> **PROBLEM DETAILS**:
In the data below, find every line that has the string "zarówno", and copy it.

> **DATA FOR THIS EXERCISE**:

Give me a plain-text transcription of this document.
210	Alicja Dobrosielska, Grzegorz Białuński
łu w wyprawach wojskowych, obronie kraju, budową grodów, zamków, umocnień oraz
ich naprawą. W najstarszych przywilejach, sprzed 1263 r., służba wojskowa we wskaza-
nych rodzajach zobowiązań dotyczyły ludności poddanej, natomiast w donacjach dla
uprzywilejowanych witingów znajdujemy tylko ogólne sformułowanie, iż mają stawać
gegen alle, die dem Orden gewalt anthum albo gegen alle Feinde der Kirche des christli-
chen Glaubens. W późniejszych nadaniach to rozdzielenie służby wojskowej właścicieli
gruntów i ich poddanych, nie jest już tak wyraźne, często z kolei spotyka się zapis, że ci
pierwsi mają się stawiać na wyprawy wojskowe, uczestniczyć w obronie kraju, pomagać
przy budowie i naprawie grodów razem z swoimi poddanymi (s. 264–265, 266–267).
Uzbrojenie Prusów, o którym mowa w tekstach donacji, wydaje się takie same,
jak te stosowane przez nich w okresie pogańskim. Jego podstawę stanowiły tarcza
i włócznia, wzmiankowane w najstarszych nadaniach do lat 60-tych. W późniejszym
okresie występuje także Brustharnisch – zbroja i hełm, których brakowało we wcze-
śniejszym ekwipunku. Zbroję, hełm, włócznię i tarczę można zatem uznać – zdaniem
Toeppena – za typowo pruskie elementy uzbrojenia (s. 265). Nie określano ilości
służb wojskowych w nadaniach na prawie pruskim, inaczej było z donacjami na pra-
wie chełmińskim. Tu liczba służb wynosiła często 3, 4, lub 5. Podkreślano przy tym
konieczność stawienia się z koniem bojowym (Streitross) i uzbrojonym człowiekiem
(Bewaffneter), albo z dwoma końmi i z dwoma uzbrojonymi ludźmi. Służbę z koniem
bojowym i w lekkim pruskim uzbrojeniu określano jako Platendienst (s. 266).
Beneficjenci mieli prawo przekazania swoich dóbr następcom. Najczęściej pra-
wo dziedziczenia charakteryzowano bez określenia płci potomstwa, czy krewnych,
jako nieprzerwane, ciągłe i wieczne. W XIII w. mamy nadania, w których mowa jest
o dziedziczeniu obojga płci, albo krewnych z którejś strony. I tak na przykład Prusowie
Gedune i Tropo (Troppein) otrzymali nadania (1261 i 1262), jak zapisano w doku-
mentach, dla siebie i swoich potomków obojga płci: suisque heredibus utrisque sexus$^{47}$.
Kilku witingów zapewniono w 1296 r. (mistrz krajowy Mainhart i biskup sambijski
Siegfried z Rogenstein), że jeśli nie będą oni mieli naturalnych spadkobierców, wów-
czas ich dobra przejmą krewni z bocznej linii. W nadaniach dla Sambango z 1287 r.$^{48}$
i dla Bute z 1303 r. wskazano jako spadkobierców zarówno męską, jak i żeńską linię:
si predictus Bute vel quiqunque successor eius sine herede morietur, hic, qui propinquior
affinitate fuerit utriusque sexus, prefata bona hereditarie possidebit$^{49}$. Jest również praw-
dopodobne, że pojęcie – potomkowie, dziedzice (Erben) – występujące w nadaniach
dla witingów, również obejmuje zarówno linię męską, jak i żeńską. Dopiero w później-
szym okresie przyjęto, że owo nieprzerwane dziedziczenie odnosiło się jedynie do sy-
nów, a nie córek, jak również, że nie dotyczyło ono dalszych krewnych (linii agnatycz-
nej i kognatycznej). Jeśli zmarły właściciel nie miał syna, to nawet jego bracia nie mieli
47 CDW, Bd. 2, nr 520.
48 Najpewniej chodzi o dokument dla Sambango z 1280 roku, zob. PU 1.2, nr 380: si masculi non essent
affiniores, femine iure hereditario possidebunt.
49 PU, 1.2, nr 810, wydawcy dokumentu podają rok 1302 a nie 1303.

> **EXERCISE SOLUTION**:
i dla Bute z 1303 r. wskazano jako spadkobierców zarówno męską, jak i żeńską linię:
dla witingów, również obejmuje zarówno linię męską, jak i żeńską. Dopiero w później-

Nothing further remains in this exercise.